*Instruction*: Find every line in the entries below that contains the word "rotation" and copy each one in full. Case matters.

=== Extracted information ===

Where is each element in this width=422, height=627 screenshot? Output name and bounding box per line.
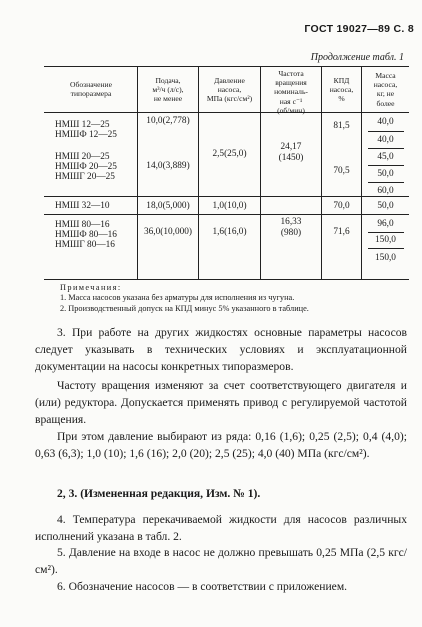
table-row-rule: [44, 214, 409, 215]
table-row-rule: [44, 196, 409, 197]
rotation-value: (980): [280, 228, 302, 238]
flow-value: 10,0(2,778): [146, 116, 190, 126]
mass-underline: [368, 232, 404, 233]
rotation-value: 16,33: [280, 217, 302, 227]
mass-value: 40,0: [377, 117, 394, 127]
pump-designation: НМШ 20—25: [55, 152, 110, 162]
column-header-rotation: Частота вращения номиналь- ная с⁻¹ (об/мин): [274, 69, 308, 115]
table-header-rule: [44, 112, 409, 113]
table-bottom-rule: [44, 279, 409, 280]
standard-header: ГОСТ 19027—89 С. 8: [304, 23, 414, 35]
rotation-value: (1450): [278, 153, 304, 163]
flow-value: 18,0(5,000): [146, 201, 190, 211]
paragraph: При этом давление выбирают из ряда: 0,16 (1,6); 0,25 (2,5); 0,4 (4,0); 0,63 (6,3); 1,0 (10); 1,6 (16); 2,0 (20); 2,5 (25); 4,0 (40) МПа (кгс/см²).: [35, 430, 407, 461]
column-header-flow: Подача, м³/ч (л/с), не менее: [152, 76, 184, 104]
pressure-value: 1,0(10,0): [212, 201, 247, 211]
pump-designation: НМШ 12—25: [55, 120, 110, 130]
efficiency-value: 70,0: [333, 201, 350, 211]
mass-value: 60,0: [377, 186, 394, 196]
pump-designation: НМШФ 80—16: [55, 230, 117, 240]
mass-value: 50,0: [377, 201, 394, 211]
mass-value: 96,0: [377, 219, 394, 229]
paragraph: 3. При работе на других жидкостях основные параметры насосов следует указывать в технических условиях и эксплуатационной документации на насосы конкретных типоразмеров.: [35, 326, 407, 374]
pump-designation: НМШФ 12—25: [55, 130, 117, 140]
efficiency-value: 70,5: [333, 166, 350, 176]
note-item: 2. Производственный допуск на КПД минус 5% указанного в таблице.: [60, 304, 309, 313]
mass-underline: [368, 148, 404, 149]
paragraph: 6. Обозначение насосов — в соответствии с приложением.: [57, 580, 348, 593]
mass-underline: [368, 131, 404, 132]
flow-value: 36,0(10,000): [143, 227, 193, 237]
amendment-note: 2, 3. (Измененная редакция, Изм. № 1).: [57, 487, 261, 500]
mass-value: 150,0: [375, 253, 396, 263]
notes-title: Примечания:: [60, 283, 122, 292]
note-item: 1. Масса насосов указана без арматуры для исполнения из чугуна.: [60, 293, 295, 302]
flow-value: 14,0(3,889): [146, 161, 190, 171]
paragraph: Частоту вращения изменяют за счет соответствующего двигателя и (или) редуктора. Допускается применять привод с регулируемой частотой вращения.: [35, 379, 407, 427]
table-top-rule: [44, 66, 409, 67]
mass-underline: [368, 182, 404, 183]
efficiency-value: 81,5: [333, 121, 350, 131]
pressure-value: 2,5(25,0): [212, 149, 247, 159]
column-header-mass: Масса насоса, кг, не более: [373, 71, 398, 108]
column-header-efficiency: КПД насоса, %: [329, 76, 354, 104]
pump-designation: НМШФ 20—25: [55, 162, 117, 172]
mass-underline: [368, 248, 404, 249]
rotation-value: 24,17: [280, 142, 302, 152]
paragraph: 4. Температура перекачиваемой жидкости для насосов различных исполнений указана в табл. 2.: [35, 513, 407, 544]
pump-parameters-table: [0, 0, 422, 290]
mass-value: 150,0: [375, 235, 396, 245]
pressure-value: 1,6(16,0): [212, 227, 247, 237]
column-header-pressure: Давление насоса, МПа (кгс/см²): [206, 76, 253, 104]
pump-designation: НМШГ 80—16: [55, 240, 115, 250]
pump-designation: НМШ 80—16: [55, 220, 110, 230]
mass-value: 40,0: [377, 135, 394, 145]
pump-designation: НМШ 32—10: [55, 201, 110, 211]
paragraph: 5. Давление на входе в насос не должно превышать 0,25 МПа (2,5 кгс/см²).: [35, 546, 407, 577]
table-continuation-label: Продолжение табл. 1: [310, 52, 404, 63]
mass-value: 45,0: [377, 152, 394, 162]
efficiency-value: 71,6: [333, 227, 350, 237]
pump-designation: НМШГ 20—25: [55, 172, 115, 182]
mass-value: 50,0: [377, 169, 394, 179]
mass-underline: [368, 165, 404, 166]
column-header-designation: Обозначение типоразмера: [70, 80, 112, 99]
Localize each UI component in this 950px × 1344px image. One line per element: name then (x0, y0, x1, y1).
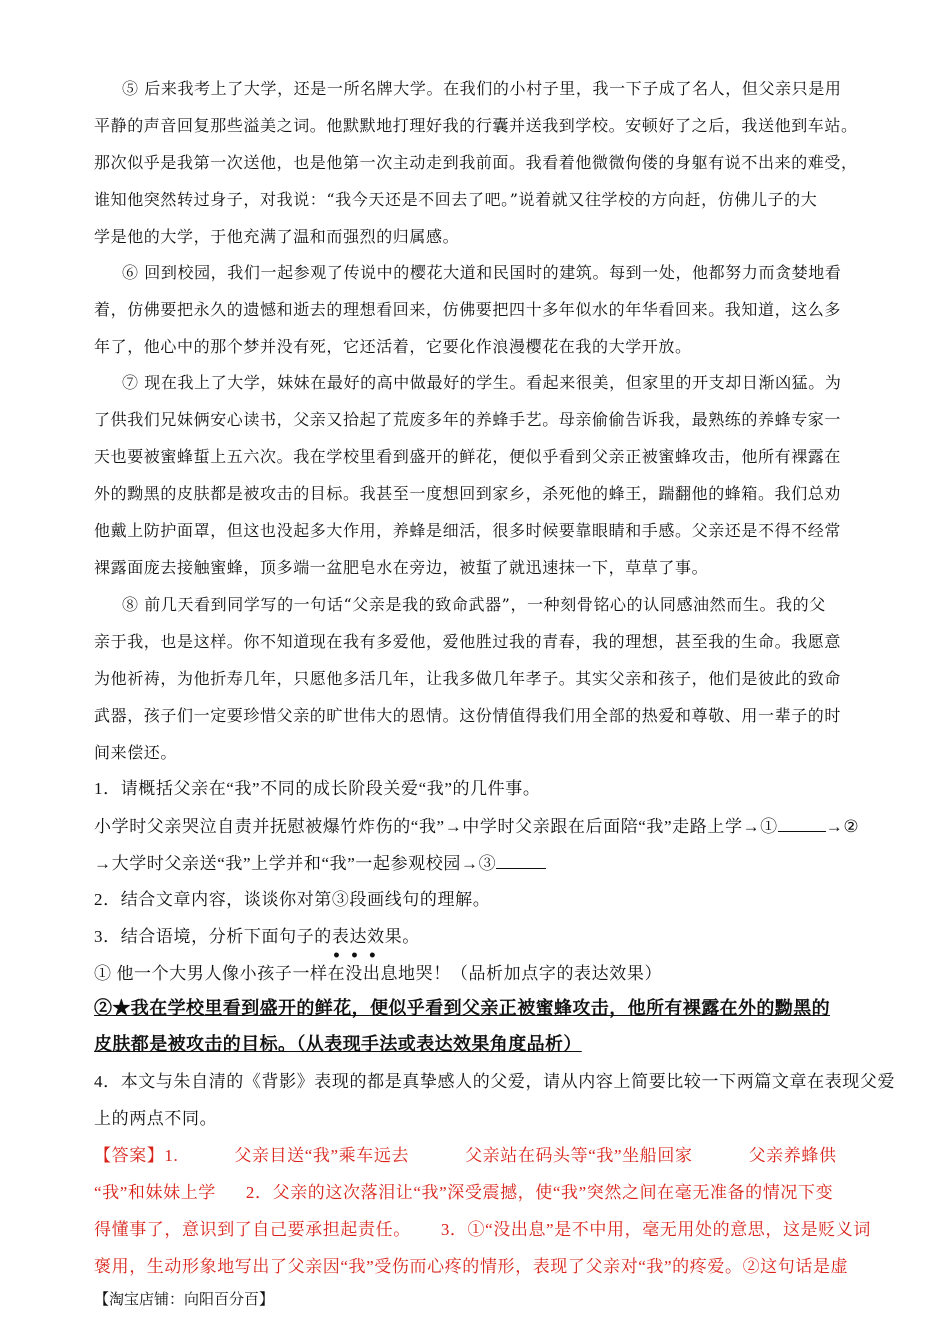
p6-line: 着，仿佛要把永久的遗憾和逝去的理想看回来，仿佛要把四十多年似水的年华看回来。我知道，这么多 (94, 300, 842, 319)
question-2: 2．结合文章内容，谈谈你对第③段画线句的理解。 (94, 890, 491, 909)
p5-line: ⑤ 后来我考上了大学，还是一所名牌大学。在我们的小村子里，我一下子成了名人，但父亲只是用 (122, 79, 842, 98)
q1-chain-text: 小学时父亲哭泣自责并抚慰被爆竹炸伤的“我”→中学时父亲跟在后面陪“我”走路上学→① (94, 817, 778, 836)
p8-line: 亲于我，也是这样。你不知道现在我有多爱他，爱他胜过我的青春，我的理想，甚至我的生命。我愿意 (94, 632, 842, 651)
answer-item-3: 父亲养蜂供 (748, 1146, 837, 1165)
question-4-line2: 上的两点不同。 (94, 1109, 218, 1128)
answer-label: 【答案】1. (94, 1146, 179, 1165)
question-3-sentence-1: ① 他一个大男人像小孩子一样在没出息地哭！（品析加点字的表达效果） (94, 964, 663, 983)
question-3: 3．结合语境，分析下面句子的表达效果。 (94, 927, 420, 946)
answer-2: 2．父亲的这次落泪让“我”深受震撼，使“我”突然之间在毫无准备的情况下变 (245, 1183, 834, 1202)
answer-blank-3[interactable] (496, 852, 546, 869)
p8-line: 为他祈祷，为他折寿几年，只愿他多活几年，让我多做几年孝子。其实父亲和孩子，他们是彼此的致命 (94, 669, 842, 688)
p5-line: 学是他的大学，于他充满了温和而强烈的归属感。 (94, 227, 460, 246)
p6-line: ⑥ 回到校园，我们一起参观了传说中的樱花大道和民国时的建筑。每到一处，他都努力而贪婪地看 (122, 263, 842, 282)
question-3-sentence-2-line2: 皮肤都是被攻击的目标。（从表现手法或表达效果角度品析） (94, 1034, 582, 1055)
p5-line: 谁知他突然转过身子，对我说：“我今天还是不回去了吧。”说着就又往学校的方向赶，仿佛儿子的大 (94, 190, 818, 209)
question-3-sentence-2-line1: ②★我在学校里看到盛开的鲜花，便似乎看到父亲正被蜜蜂攻击，他所有裸露在外的黝黑的 (94, 998, 830, 1019)
q1-chain-arrow: →② (825, 817, 860, 836)
p7-line: 裸露面庞去接触蜜蜂，顶多端一盆肥皂水在旁边，被蜇了就迅速抹一下，草草了事。 (94, 558, 709, 577)
question-1-chain-line2 (94, 852, 854, 875)
p7-line: 天也要被蜜蜂蜇上五六次。我在学校里看到盛开的鲜花，便似乎看到父亲正被蜜蜂攻击，他所有裸露在 (94, 447, 842, 466)
p8-line: ⑧ 前几天看到同学写的一句话“父亲是我的致命武器”，一种刻骨铭心的认同感油然而生。我的父 (122, 595, 826, 614)
p7-line: 外的黝黑的皮肤都是被攻击的目标。我甚至一度想回到家乡，杀死他的蜂王，踹翻他的蜂箱。我们总劝 (94, 484, 842, 503)
answer-3: 3．①“没出息”是不中用，毫无用处的意思，这是贬义词 (440, 1220, 872, 1239)
p7-line: ⑦ 现在我上了大学，妹妹在最好的高中做最好的学生。看起来很美，但家里的开支却日渐凶猛。为 (122, 373, 842, 392)
question-4-line1: 4．本文与朱自清的《背影》表现的都是真挚感人的父爱，请从内容上简要比较一下两篇文章在表现父爱 (94, 1072, 896, 1091)
answer-line1 (94, 1145, 854, 1167)
p8-line: 间来偿还。 (94, 743, 178, 762)
p7-line: 他戴上防护面罩，但这也没起多大作用，养蜂是细活，很多时候要靠眼睛和手感。父亲还是不得不经常 (94, 521, 842, 540)
question-1: 1．请概括父亲在“我”不同的成长阶段关爱“我”的几件事。 (94, 779, 541, 798)
answer-item-2: 父亲站在码头等“我”坐船回家 (465, 1146, 693, 1165)
answer-item-1: 父亲目送“我”乘车远去 (234, 1146, 410, 1165)
answer-line2 (94, 1182, 854, 1204)
answer-line3 (94, 1219, 872, 1241)
footer-shop: 【淘宝店铺：向阳百分百】 (94, 1292, 275, 1308)
emphasis-dots: ••• (332, 948, 386, 964)
p6-line: 年了，他心中的那个梦并没有死，它还活着，它要化作浪漫樱花在我的大学开放。 (94, 337, 692, 356)
answer-line4: 褒用，生动形象地写出了父亲因“我”受伤而心疼的情形，表现了父亲对“我”的疼爱。②这句话是虚 (94, 1257, 849, 1276)
answer-item-3-end: “我”和妹妹上学 (94, 1183, 216, 1202)
p5-line: 那次似乎是我第一次送他，也是他第一次主动走到我前面。我看着他微微佝偻的身躯有说不出来的难受， (94, 153, 858, 172)
answer-2-end: 得懂事了，意识到了自己要承担起责任。 (94, 1220, 411, 1239)
p8-line: 武器，孩子们一定要珍惜父亲的旷世伟大的恩情。这份情值得我们用全部的热爱和尊敬、用一辈子的时 (94, 706, 842, 725)
p5-line: 平静的声音回复那些溢美之词。他默默地打理好我的行囊并送我到学校。安顿好了之后，我送他到车站。 (94, 116, 858, 135)
q1-chain-text: →大学时父亲送“我”上学并和“我”一起参观校园→③ (94, 854, 497, 873)
p7-line: 了供我们兄妹俩安心读书，父亲又拾起了荒废多年的养蜂手艺。母亲偷偷告诉我，最熟练的养蜂专家一 (94, 410, 842, 429)
answer-blank-1[interactable] (778, 815, 826, 832)
question-1-chain-line1 (94, 815, 860, 838)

===

*The response*:
rotation-value: (980): [280, 228, 302, 238]
rotation-value: 16,33: [280, 217, 302, 227]
column-header-rotation: Частота вращения номиналь- ная с⁻¹ (об/мин): [274, 69, 308, 115]
rotation-value: (1450): [278, 153, 304, 163]
rotation-value: 24,17: [280, 142, 302, 152]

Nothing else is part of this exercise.